**GIVEN TASK**
The entries below are to be transcribed in full, without their images.

Data records:
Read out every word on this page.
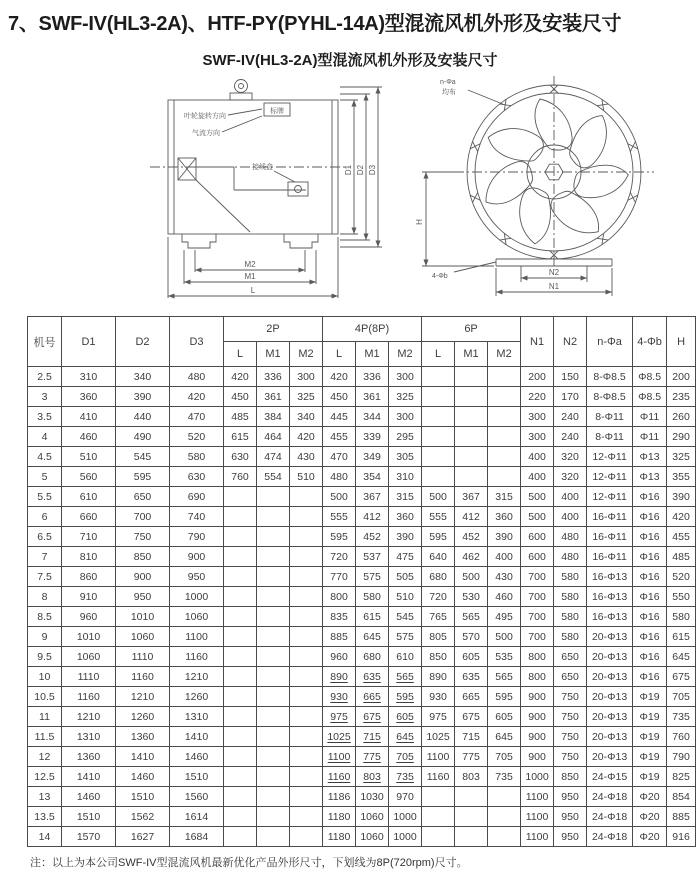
7、SWF-IV(HL3-2A)、HTF-PY(PYHL-14A)型混流风机外形及安装尺寸
SWF-IV(HL3-2A)型混流风机外形及安装尺寸
叶轮旋转方向
标牌
气流方向
接线盒
M2
M1
L
D1 D2 D3
n-Φa
均布
4-Φb
H
N2
N1
机号	D1	D2	D3	2P			4P(8P)			6P			N1	N2	n-Φa	4-Φb	H
				L	M1	M2	L	M1	M2	L	M1	M2					
2.5	310	340	480	420	336	300	420	336	300				200	150	8-Φ8.5	Φ8.5	200
3	360	390	420	450	361	325	450	361	325				220	170	8-Φ8.5	Φ8.5	235
3.5	410	440	470	485	384	340	445	344	300				300	240	8-Φ11	Φ11	260
4	460	490	520	615	464	420	455	339	295				300	240	8-Φ11	Φ11	290
4.5	510	545	580	630	474	430	470	349	305				400	320	12-Φ11	Φ13	325
5	560	595	630	760	554	510	480	354	310				400	320	12-Φ11	Φ13	355
5.5	610	650	690				500	367	315	500	367	315	500	400	12-Φ11	Φ16	390
6	660	700	740				555	412	360	555	412	360	500	400	16-Φ11	Φ16	420
6.5	710	750	790				595	452	390	595	452	390	600	480	16-Φ11	Φ16	455
7	810	850	900				720	537	475	640	462	400	600	480	16-Φ11	Φ16	485
7.5	860	900	950				770	575	505	680	500	430	700	580	16-Φ13	Φ16	520
8	910	950	1000				800	580	510	720	530	460	700	580	16-Φ13	Φ16	550
8.5	960	1010	1060				835	615	545	765	565	495	700	580	16-Φ13	Φ16	580
9	1010	1060	1100				885	645	575	805	570	500	700	580	20-Φ13	Φ16	615
9.5	1060	1110	1160				960	680	610	850	605	535	800	650	20-Φ13	Φ16	645
10	1110	1160	1210				890	635	565	890	635	565	800	650	20-Φ13	Φ16	675
10.5	1160	1210	1260				930	665	595	930	665	595	900	750	20-Φ13	Φ19	705
11	1210	1260	1310				975	675	605	975	675	605	900	750	20-Φ13	Φ19	735
11.5	1310	1360	1410				1025	715	645	1025	715	645	900	750	20-Φ13	Φ19	760
12	1360	1410	1460				1100	775	705	1100	775	705	900	750	20-Φ13	Φ19	790
12.5	1410	1460	1510				1160	803	735	1160	803	735	1000	850	24-Φ15	Φ19	825
13	1460	1510	1560				1186	1030	970				1100	950	24-Φ18	Φ20	854
13.5	1510	1562	1614				1180	1060	1000				1100	950	24-Φ18	Φ20	885
14	1570	1627	1684				1180	1060	1000				1100	950	24-Φ18	Φ20	916

注：以上为本公司SWF-IV型混流风机最新优化产品外形尺寸，下划线为8P(720rpm)尺寸。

**EXERCISE OUTPUT**
Read out every word on this page.
7、SWF-IV(HL3-2A)、HTF-PY(PYHL-14A)型混流风机外形及安装尺寸
SWF-IV(HL3-2A)型混流风机外形及安装尺寸
叶轮旋转方向
标牌
气流方向
接线盒
M2
M1
L
D1 D2 D3
n-Φa
均布
4-Φb
H
N2
N1
机号	D1	D2	D3	2P			4P(8P)			6P			N1	N2	n-Φa	4-Φb	H
				L	M1	M2	L	M1	M2	L	M1	M2					
2.5	310	340	480	420	336	300	420	336	300				200	150	8-Φ8.5	Φ8.5	200
3	360	390	420	450	361	325	450	361	325				220	170	8-Φ8.5	Φ8.5	235
3.5	410	440	470	485	384	340	445	344	300				300	240	8-Φ11	Φ11	260
4	460	490	520	615	464	420	455	339	295				300	240	8-Φ11	Φ11	290
4.5	510	545	580	630	474	430	470	349	305				400	320	12-Φ11	Φ13	325
5	560	595	630	760	554	510	480	354	310				400	320	12-Φ11	Φ13	355
5.5	610	650	690				500	367	315	500	367	315	500	400	12-Φ11	Φ16	390
6	660	700	740				555	412	360	555	412	360	500	400	16-Φ11	Φ16	420
6.5	710	750	790				595	452	390	595	452	390	600	480	16-Φ11	Φ16	455
7	810	850	900				720	537	475	640	462	400	600	480	16-Φ11	Φ16	485
7.5	860	900	950				770	575	505	680	500	430	700	580	16-Φ13	Φ16	520
8	910	950	1000				800	580	510	720	530	460	700	580	16-Φ13	Φ16	550
8.5	960	1010	1060				835	615	545	765	565	495	700	580	16-Φ13	Φ16	580
9	1010	1060	1100				885	645	575	805	570	500	700	580	20-Φ13	Φ16	615
9.5	1060	1110	1160				960	680	610	850	605	535	800	650	20-Φ13	Φ16	645
10	1110	1160	1210				890	635	565	890	635	565	800	650	20-Φ13	Φ16	675
10.5	1160	1210	1260				930	665	595	930	665	595	900	750	20-Φ13	Φ19	705
11	1210	1260	1310				975	675	605	975	675	605	900	750	20-Φ13	Φ19	735
11.5	1310	1360	1410				1025	715	645	1025	715	645	900	750	20-Φ13	Φ19	760
12	1360	1410	1460				1100	775	705	1100	775	705	900	750	20-Φ13	Φ19	790
12.5	1410	1460	1510				1160	803	735	1160	803	735	1000	850	24-Φ15	Φ19	825
13	1460	1510	1560				1186	1030	970				1100	950	24-Φ18	Φ20	854
13.5	1510	1562	1614				1180	1060	1000				1100	950	24-Φ18	Φ20	885
14	1570	1627	1684				1180	1060	1000				1100	950	24-Φ18	Φ20	916

注：以上为本公司SWF-IV型混流风机最新优化产品外形尺寸，下划线为8P(720rpm)尺寸。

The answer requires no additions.